◆ Instruction: Where does the string "Stud" appear in the records? Copy every line that contains it.

** start of Raw data **

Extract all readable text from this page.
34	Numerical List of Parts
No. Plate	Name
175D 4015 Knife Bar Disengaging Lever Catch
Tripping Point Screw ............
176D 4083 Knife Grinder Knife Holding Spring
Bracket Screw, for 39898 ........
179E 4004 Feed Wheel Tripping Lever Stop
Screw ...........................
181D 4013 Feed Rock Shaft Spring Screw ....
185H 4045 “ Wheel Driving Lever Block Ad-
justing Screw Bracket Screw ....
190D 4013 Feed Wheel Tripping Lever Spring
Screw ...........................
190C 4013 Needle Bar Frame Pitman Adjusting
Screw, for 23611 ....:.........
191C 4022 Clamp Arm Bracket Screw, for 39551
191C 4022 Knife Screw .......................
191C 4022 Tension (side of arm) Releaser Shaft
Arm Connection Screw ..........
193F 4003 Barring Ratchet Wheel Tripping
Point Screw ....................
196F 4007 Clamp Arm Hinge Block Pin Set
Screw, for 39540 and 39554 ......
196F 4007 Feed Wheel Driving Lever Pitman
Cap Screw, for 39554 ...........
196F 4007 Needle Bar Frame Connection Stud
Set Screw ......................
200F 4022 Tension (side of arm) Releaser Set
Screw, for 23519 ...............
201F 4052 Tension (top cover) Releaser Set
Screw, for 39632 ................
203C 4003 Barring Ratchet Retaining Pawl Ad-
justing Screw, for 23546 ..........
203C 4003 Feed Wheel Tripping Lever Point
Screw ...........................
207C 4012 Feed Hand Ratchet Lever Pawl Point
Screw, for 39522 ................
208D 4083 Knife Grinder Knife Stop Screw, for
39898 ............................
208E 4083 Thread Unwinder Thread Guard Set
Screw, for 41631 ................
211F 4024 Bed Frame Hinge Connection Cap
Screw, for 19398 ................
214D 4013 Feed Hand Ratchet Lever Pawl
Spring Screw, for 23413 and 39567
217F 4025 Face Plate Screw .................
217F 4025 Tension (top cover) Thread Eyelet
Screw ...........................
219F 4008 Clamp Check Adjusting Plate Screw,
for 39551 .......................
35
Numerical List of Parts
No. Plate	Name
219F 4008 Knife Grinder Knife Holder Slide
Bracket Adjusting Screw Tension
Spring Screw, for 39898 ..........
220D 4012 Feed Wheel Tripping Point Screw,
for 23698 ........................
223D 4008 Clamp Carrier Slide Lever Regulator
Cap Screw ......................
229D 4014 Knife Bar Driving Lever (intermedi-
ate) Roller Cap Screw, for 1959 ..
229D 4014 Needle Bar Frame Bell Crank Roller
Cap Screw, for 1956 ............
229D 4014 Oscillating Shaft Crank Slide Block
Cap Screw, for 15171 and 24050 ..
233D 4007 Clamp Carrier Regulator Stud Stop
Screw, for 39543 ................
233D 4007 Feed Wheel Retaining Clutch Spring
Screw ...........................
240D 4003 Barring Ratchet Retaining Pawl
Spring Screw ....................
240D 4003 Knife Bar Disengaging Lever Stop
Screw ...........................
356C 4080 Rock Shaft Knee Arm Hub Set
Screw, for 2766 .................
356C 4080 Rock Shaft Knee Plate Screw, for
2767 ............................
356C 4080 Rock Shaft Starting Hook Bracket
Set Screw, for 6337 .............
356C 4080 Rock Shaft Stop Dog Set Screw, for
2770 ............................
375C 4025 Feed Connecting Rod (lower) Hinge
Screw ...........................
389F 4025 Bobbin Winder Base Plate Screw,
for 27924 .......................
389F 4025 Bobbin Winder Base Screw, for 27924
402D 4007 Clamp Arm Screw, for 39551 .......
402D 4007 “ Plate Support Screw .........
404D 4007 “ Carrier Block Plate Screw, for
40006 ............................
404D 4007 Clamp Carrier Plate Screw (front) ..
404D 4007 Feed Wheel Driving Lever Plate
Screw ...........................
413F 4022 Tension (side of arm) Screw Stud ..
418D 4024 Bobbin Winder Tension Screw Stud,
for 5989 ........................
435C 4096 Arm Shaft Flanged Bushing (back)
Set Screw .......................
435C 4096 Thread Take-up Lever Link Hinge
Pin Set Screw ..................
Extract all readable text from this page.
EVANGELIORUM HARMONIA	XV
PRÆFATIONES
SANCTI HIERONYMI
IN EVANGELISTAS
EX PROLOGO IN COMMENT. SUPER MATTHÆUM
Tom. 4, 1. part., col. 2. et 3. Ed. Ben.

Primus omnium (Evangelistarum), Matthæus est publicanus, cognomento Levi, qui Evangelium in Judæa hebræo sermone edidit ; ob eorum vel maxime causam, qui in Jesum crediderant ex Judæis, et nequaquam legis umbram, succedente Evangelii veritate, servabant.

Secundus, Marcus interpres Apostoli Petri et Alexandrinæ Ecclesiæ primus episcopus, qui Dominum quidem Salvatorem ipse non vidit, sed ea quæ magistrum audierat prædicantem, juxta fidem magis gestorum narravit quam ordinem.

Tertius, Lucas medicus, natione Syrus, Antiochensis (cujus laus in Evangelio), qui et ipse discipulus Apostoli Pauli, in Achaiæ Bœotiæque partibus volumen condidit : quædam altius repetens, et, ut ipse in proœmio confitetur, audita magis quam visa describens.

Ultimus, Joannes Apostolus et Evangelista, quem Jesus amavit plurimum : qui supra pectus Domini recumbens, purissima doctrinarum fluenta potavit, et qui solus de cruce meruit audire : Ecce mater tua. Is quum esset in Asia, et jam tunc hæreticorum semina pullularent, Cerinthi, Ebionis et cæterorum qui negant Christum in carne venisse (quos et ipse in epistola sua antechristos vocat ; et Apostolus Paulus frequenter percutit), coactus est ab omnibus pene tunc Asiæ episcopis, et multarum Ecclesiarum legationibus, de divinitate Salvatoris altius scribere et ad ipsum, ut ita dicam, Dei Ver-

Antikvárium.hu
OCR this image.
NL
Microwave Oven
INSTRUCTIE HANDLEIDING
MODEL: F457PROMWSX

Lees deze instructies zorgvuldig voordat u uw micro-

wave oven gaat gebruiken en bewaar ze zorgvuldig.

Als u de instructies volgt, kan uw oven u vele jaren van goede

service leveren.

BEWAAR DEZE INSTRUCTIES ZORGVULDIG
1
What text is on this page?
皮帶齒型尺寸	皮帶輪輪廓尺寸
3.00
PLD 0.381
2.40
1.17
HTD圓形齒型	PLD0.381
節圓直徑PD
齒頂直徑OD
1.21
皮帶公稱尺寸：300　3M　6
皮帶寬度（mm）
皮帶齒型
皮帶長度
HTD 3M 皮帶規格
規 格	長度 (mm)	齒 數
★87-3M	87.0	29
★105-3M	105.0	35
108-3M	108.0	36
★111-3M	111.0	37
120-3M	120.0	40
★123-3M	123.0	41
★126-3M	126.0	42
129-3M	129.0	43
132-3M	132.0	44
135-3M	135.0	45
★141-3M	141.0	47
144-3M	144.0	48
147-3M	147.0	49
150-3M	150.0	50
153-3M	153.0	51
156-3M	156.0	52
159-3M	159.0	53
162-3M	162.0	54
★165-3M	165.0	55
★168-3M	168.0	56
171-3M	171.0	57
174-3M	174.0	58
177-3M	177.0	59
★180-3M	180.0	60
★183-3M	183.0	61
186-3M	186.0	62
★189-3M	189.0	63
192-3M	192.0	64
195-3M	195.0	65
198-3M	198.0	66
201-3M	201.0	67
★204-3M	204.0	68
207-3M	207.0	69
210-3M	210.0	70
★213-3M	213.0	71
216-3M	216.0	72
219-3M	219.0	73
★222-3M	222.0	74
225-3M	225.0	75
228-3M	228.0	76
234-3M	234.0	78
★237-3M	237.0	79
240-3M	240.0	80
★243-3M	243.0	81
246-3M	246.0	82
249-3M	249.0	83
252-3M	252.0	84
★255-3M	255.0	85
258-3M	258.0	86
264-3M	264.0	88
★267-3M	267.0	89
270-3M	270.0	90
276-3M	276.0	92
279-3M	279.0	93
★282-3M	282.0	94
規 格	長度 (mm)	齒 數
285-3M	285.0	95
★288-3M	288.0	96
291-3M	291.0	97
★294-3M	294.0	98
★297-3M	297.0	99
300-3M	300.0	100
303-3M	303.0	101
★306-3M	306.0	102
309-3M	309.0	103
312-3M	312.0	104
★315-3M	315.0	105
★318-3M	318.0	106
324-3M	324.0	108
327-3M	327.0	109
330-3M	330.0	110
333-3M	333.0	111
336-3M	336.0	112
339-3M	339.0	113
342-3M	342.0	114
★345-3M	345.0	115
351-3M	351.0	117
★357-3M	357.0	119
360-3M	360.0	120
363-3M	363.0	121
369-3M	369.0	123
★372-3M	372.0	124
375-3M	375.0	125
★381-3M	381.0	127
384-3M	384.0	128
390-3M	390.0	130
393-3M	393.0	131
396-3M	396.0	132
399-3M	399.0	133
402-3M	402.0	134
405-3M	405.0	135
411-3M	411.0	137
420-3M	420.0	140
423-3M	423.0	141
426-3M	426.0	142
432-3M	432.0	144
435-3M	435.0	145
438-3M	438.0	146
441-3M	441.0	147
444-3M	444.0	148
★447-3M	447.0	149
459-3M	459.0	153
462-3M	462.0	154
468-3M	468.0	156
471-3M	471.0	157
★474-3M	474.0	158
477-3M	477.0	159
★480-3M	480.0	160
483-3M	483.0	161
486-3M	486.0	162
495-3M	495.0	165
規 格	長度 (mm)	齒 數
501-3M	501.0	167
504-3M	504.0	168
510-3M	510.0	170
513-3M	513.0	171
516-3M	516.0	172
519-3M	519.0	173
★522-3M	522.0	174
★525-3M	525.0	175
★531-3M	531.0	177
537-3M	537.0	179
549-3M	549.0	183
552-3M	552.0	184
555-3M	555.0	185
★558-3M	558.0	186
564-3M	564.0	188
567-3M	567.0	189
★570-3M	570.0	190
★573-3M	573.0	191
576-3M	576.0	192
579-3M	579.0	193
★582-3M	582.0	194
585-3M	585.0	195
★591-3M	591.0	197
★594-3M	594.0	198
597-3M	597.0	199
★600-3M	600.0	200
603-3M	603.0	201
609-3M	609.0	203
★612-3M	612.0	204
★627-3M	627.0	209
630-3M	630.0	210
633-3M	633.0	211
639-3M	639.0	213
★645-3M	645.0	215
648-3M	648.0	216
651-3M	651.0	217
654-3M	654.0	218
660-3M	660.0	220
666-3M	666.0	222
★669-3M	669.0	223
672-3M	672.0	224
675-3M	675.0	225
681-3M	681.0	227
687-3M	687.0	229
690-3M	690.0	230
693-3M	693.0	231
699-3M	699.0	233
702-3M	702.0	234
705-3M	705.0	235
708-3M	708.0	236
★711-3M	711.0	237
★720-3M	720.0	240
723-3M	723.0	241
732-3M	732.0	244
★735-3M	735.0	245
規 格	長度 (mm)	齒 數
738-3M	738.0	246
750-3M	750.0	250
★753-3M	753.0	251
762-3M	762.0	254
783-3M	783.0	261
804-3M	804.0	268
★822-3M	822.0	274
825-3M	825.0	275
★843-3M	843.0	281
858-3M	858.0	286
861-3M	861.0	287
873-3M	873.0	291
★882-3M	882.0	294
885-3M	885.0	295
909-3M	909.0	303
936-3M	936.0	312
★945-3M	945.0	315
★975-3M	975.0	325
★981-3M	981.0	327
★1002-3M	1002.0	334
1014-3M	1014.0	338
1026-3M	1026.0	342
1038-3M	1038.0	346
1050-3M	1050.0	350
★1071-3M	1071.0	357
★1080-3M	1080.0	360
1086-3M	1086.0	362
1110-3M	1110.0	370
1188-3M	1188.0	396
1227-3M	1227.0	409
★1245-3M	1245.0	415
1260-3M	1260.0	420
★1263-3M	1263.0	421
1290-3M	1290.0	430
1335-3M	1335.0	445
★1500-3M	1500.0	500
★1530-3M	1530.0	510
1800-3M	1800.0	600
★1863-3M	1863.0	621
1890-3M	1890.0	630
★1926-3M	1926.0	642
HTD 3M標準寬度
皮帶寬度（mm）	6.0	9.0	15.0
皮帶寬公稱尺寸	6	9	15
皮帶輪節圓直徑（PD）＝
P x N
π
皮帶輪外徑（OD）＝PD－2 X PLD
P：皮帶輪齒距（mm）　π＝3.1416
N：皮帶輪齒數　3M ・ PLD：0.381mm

** end of Raw data **

◆ Reply:
196F 4007 Needle Bar Frame Connection Stud
233D 4007 Clamp Carrier Regulator Stud Stop
413F 4022 Tension (side of arm) Screw Stud ..
418D 4024 Bobbin Winder Tension Screw Stud,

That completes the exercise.